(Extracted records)
____

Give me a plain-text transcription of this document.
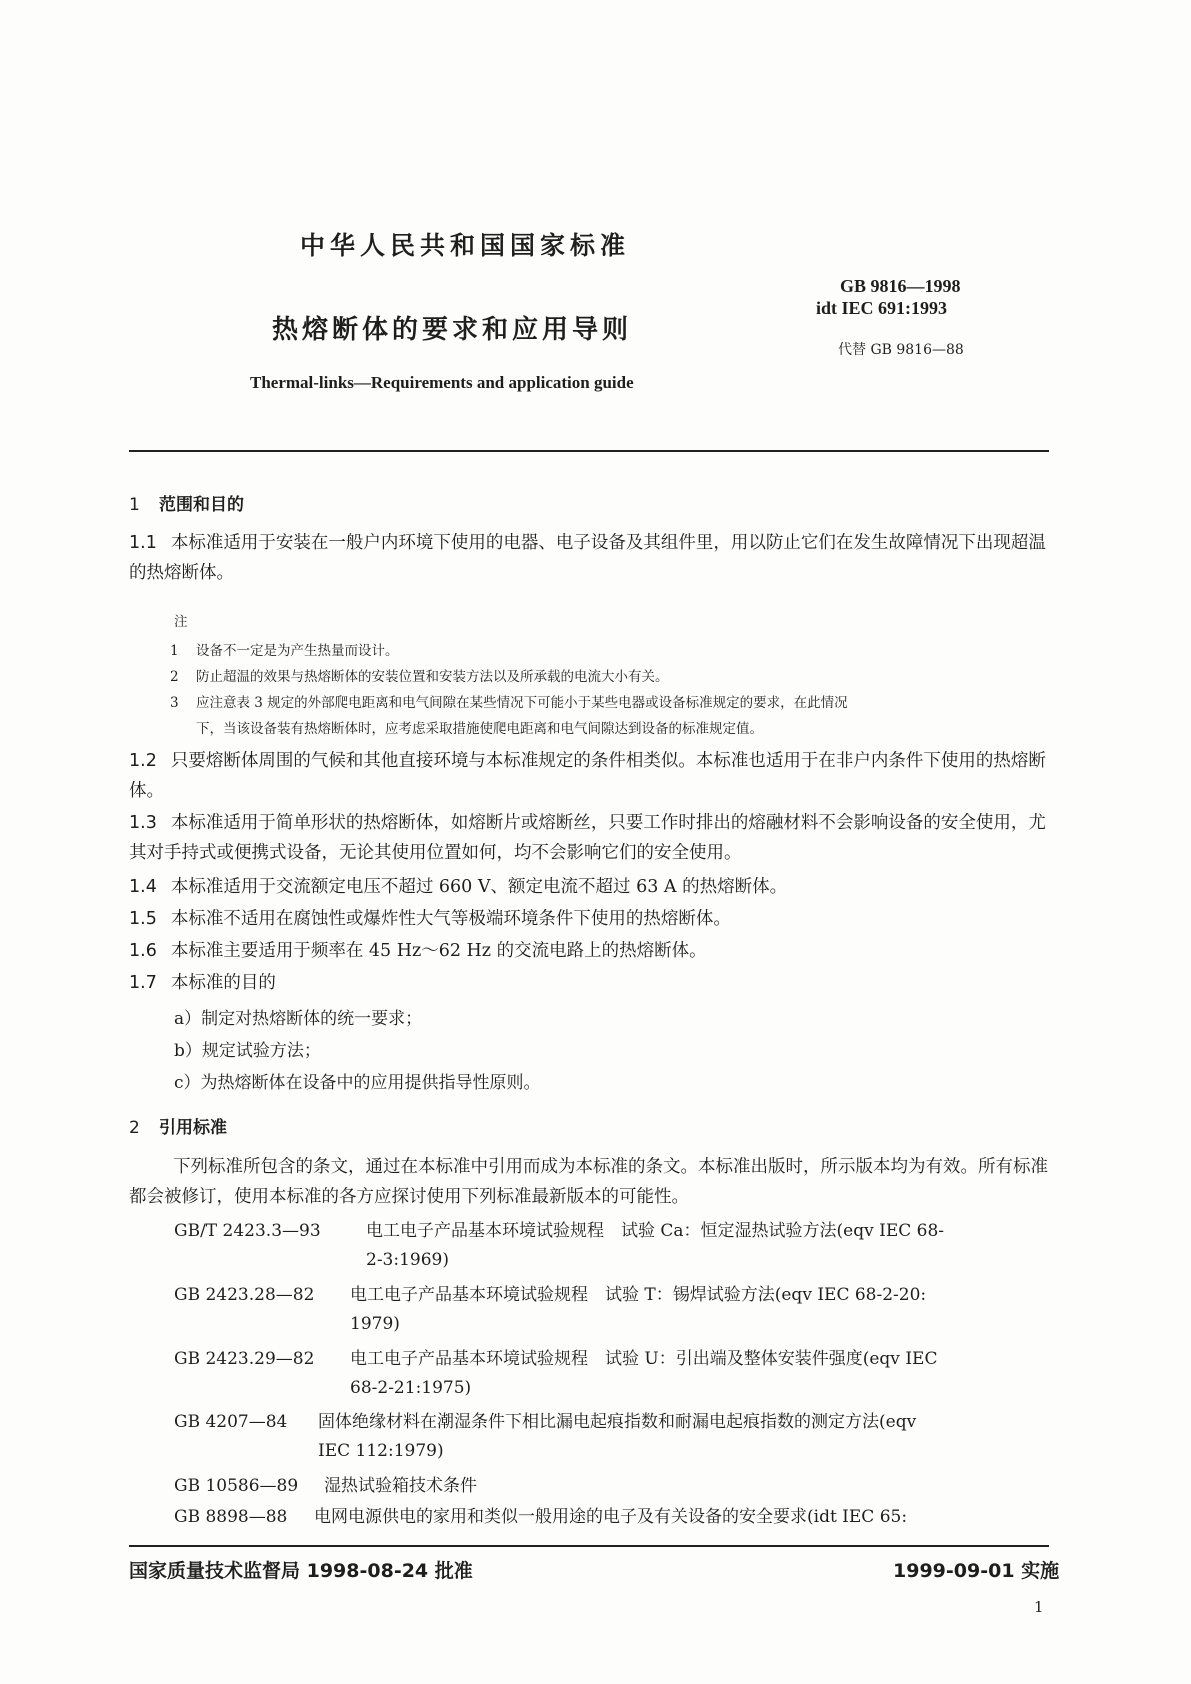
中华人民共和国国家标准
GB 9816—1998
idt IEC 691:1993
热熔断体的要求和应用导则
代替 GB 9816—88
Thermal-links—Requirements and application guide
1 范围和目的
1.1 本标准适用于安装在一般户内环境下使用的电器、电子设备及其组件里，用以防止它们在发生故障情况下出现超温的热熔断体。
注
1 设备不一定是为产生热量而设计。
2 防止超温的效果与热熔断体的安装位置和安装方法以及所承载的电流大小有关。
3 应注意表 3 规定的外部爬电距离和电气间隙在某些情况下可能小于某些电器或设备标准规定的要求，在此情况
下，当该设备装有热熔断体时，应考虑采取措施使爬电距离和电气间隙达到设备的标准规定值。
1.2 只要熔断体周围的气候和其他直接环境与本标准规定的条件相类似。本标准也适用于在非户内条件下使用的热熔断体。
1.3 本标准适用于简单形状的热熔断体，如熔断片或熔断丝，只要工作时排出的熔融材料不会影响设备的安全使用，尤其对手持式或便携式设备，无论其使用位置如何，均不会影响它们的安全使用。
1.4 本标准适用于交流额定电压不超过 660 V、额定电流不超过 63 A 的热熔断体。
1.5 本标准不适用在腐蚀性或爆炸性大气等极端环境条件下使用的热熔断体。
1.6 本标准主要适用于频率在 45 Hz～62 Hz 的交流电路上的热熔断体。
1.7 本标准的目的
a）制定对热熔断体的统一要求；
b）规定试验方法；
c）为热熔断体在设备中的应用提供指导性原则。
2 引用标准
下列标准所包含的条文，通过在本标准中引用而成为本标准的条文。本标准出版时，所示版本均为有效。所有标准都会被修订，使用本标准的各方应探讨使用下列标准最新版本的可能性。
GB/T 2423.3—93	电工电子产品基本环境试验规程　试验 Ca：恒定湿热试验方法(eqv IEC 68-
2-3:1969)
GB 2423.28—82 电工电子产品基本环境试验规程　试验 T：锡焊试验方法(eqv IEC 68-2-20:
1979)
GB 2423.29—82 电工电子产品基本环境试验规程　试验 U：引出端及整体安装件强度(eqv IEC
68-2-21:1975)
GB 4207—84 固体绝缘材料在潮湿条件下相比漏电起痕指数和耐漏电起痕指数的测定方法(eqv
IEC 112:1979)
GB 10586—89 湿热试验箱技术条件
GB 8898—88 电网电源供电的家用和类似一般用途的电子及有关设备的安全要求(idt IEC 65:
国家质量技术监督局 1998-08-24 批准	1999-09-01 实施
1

____

- To do: Your task is to return the entries above exactly, with no pictures.

- Complete response:
Give me a plain-text transcription of this document.
中华人民共和国国家标准
GB 9816—1998
idt IEC 691:1993
热熔断体的要求和应用导则
代替 GB 9816—88
Thermal-links—Requirements and application guide
1 范围和目的
1.1 本标准适用于安装在一般户内环境下使用的电器、电子设备及其组件里，用以防止它们在发生故障情况下出现超温的热熔断体。
注
1 设备不一定是为产生热量而设计。
2 防止超温的效果与热熔断体的安装位置和安装方法以及所承载的电流大小有关。
3 应注意表 3 规定的外部爬电距离和电气间隙在某些情况下可能小于某些电器或设备标准规定的要求，在此情况
下，当该设备装有热熔断体时，应考虑采取措施使爬电距离和电气间隙达到设备的标准规定值。
1.2 只要熔断体周围的气候和其他直接环境与本标准规定的条件相类似。本标准也适用于在非户内条件下使用的热熔断体。
1.3 本标准适用于简单形状的热熔断体，如熔断片或熔断丝，只要工作时排出的熔融材料不会影响设备的安全使用，尤其对手持式或便携式设备，无论其使用位置如何，均不会影响它们的安全使用。
1.4 本标准适用于交流额定电压不超过 660 V、额定电流不超过 63 A 的热熔断体。
1.5 本标准不适用在腐蚀性或爆炸性大气等极端环境条件下使用的热熔断体。
1.6 本标准主要适用于频率在 45 Hz～62 Hz 的交流电路上的热熔断体。
1.7 本标准的目的
a）制定对热熔断体的统一要求；
b）规定试验方法；
c）为热熔断体在设备中的应用提供指导性原则。
2 引用标准
下列标准所包含的条文，通过在本标准中引用而成为本标准的条文。本标准出版时，所示版本均为有效。所有标准都会被修订，使用本标准的各方应探讨使用下列标准最新版本的可能性。
GB/T 2423.3—93	电工电子产品基本环境试验规程　试验 Ca：恒定湿热试验方法(eqv IEC 68-
2-3:1969)
GB 2423.28—82 电工电子产品基本环境试验规程　试验 T：锡焊试验方法(eqv IEC 68-2-20:
1979)
GB 2423.29—82 电工电子产品基本环境试验规程　试验 U：引出端及整体安装件强度(eqv IEC
68-2-21:1975)
GB 4207—84 固体绝缘材料在潮湿条件下相比漏电起痕指数和耐漏电起痕指数的测定方法(eqv
IEC 112:1979)
GB 10586—89 湿热试验箱技术条件
GB 8898—88 电网电源供电的家用和类似一般用途的电子及有关设备的安全要求(idt IEC 65:
国家质量技术监督局 1998-08-24 批准	1999-09-01 实施
1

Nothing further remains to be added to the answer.